- **Task objective**: Gather every line in the records below that contains the word "xlabel".

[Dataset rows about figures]
--- Begin ---

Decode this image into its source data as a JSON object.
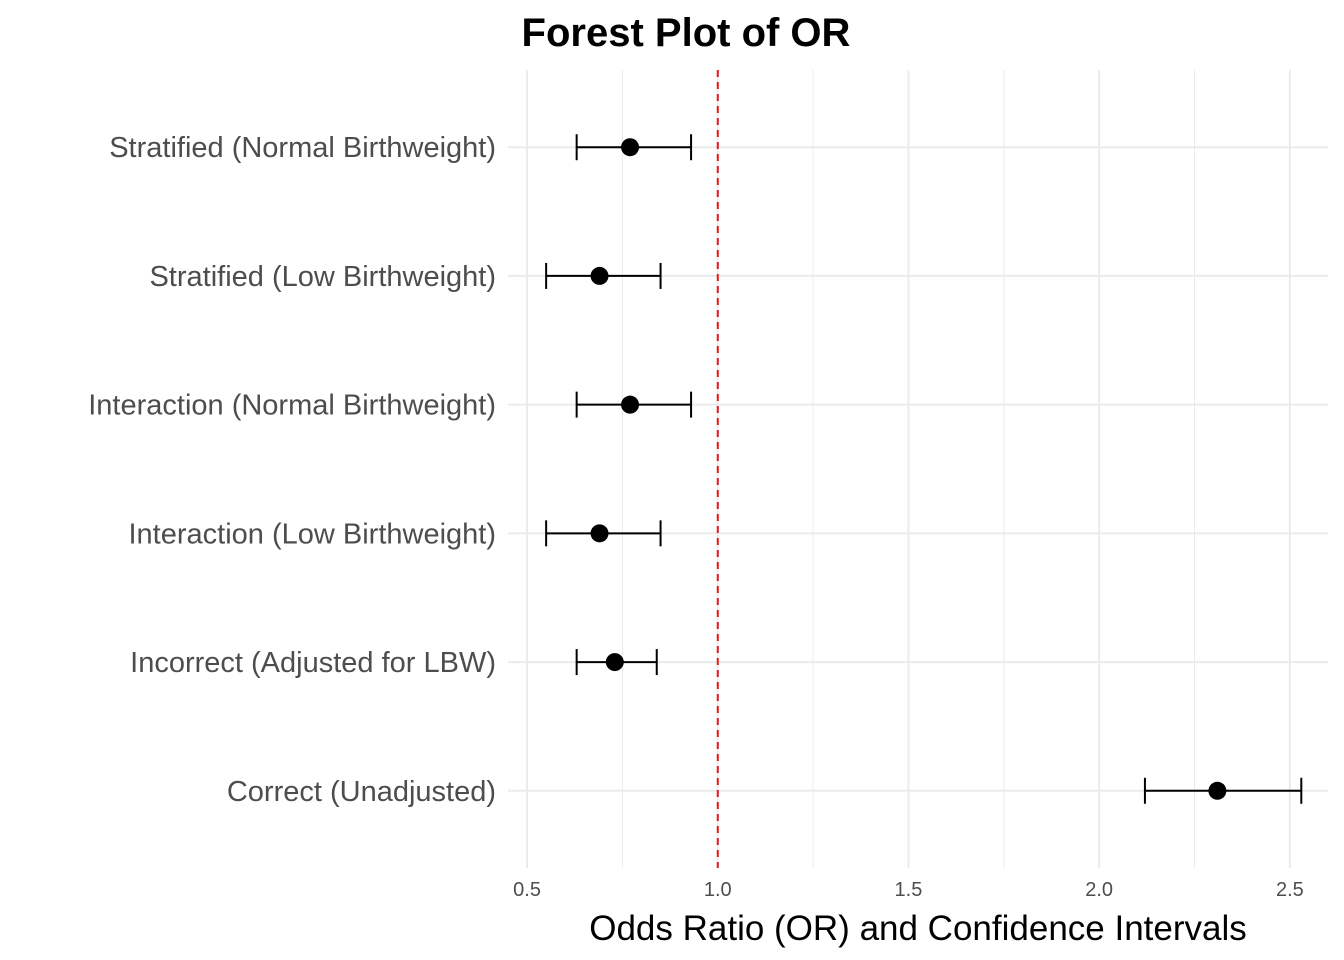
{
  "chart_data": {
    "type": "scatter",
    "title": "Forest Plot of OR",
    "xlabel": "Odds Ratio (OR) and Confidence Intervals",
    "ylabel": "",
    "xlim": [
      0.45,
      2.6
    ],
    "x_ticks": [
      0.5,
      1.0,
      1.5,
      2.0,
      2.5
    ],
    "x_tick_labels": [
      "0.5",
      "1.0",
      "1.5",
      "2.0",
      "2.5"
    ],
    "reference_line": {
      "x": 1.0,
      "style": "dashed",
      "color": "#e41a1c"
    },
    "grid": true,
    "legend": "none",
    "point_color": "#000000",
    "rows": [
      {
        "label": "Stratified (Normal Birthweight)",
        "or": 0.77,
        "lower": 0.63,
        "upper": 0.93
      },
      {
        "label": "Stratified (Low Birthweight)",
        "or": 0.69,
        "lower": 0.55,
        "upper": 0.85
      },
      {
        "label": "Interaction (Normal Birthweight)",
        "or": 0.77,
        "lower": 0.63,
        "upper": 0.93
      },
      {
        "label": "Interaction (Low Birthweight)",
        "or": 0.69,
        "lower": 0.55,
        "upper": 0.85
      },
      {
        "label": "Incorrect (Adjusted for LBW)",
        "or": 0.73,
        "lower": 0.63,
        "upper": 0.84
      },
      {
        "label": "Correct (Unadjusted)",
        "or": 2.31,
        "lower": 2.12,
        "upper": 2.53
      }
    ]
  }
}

--- End ---
--- Begin ---

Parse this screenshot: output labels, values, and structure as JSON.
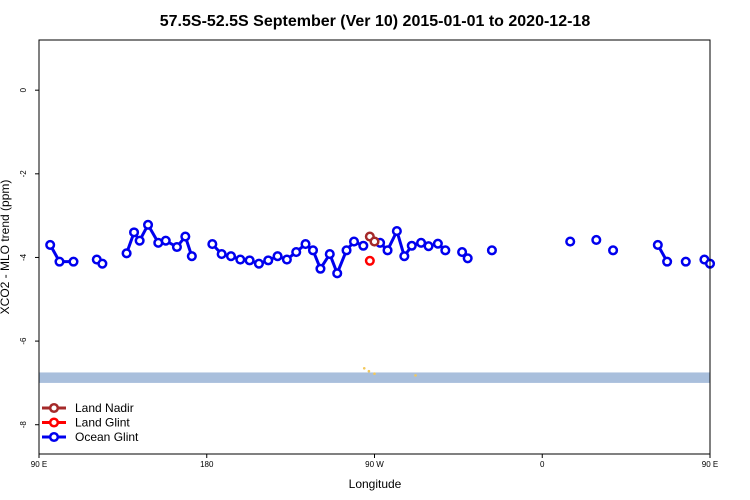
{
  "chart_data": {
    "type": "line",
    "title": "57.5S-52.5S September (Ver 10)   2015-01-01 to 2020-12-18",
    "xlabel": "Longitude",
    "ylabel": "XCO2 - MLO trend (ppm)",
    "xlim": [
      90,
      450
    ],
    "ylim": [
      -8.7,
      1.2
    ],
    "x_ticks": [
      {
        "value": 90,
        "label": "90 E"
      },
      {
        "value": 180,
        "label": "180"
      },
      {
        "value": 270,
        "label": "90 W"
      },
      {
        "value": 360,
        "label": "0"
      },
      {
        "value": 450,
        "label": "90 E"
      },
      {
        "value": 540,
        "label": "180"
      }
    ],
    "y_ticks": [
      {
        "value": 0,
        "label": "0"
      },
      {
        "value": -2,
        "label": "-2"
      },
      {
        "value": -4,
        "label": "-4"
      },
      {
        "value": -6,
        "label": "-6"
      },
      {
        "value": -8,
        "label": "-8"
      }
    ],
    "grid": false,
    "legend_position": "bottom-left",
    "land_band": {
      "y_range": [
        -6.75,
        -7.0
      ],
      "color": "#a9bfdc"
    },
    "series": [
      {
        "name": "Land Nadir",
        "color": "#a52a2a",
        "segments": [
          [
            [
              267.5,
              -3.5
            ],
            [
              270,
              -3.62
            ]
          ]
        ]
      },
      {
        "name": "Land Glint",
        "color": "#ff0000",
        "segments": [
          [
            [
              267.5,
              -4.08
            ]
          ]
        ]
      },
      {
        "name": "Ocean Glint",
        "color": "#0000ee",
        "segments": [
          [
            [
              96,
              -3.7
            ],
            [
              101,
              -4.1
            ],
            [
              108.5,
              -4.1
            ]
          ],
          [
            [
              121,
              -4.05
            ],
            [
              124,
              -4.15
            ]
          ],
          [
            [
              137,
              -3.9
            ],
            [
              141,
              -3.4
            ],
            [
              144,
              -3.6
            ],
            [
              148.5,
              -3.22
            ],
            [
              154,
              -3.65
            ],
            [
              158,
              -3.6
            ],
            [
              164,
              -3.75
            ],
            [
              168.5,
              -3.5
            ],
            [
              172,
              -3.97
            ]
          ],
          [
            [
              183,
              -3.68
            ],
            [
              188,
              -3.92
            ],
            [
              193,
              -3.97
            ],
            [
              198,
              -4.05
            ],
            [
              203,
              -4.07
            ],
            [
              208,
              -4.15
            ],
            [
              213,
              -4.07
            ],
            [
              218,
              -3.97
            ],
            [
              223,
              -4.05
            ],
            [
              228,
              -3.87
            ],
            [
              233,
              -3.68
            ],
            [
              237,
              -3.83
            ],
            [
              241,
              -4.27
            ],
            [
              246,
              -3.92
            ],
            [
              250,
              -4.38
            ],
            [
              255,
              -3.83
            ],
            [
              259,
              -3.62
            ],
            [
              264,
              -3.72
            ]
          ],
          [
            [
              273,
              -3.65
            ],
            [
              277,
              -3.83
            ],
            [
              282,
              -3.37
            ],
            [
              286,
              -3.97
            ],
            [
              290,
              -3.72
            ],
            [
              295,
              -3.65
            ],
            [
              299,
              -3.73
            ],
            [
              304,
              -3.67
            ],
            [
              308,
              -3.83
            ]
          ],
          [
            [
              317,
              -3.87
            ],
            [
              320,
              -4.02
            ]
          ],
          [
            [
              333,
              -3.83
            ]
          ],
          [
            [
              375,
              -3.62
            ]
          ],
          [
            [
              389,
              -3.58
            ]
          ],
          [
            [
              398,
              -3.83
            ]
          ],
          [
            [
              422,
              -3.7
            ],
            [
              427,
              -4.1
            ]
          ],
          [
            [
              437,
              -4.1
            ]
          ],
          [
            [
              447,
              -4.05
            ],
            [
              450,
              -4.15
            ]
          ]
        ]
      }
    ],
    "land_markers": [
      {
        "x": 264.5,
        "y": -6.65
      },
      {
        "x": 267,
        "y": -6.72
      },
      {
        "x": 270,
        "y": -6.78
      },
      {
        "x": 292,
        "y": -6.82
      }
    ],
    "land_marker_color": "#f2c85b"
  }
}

--- End ---

- **Final answer**:
    "xlabel": "Odds Ratio (OR) and Confidence Intervals",
    "xlabel": "Longitude",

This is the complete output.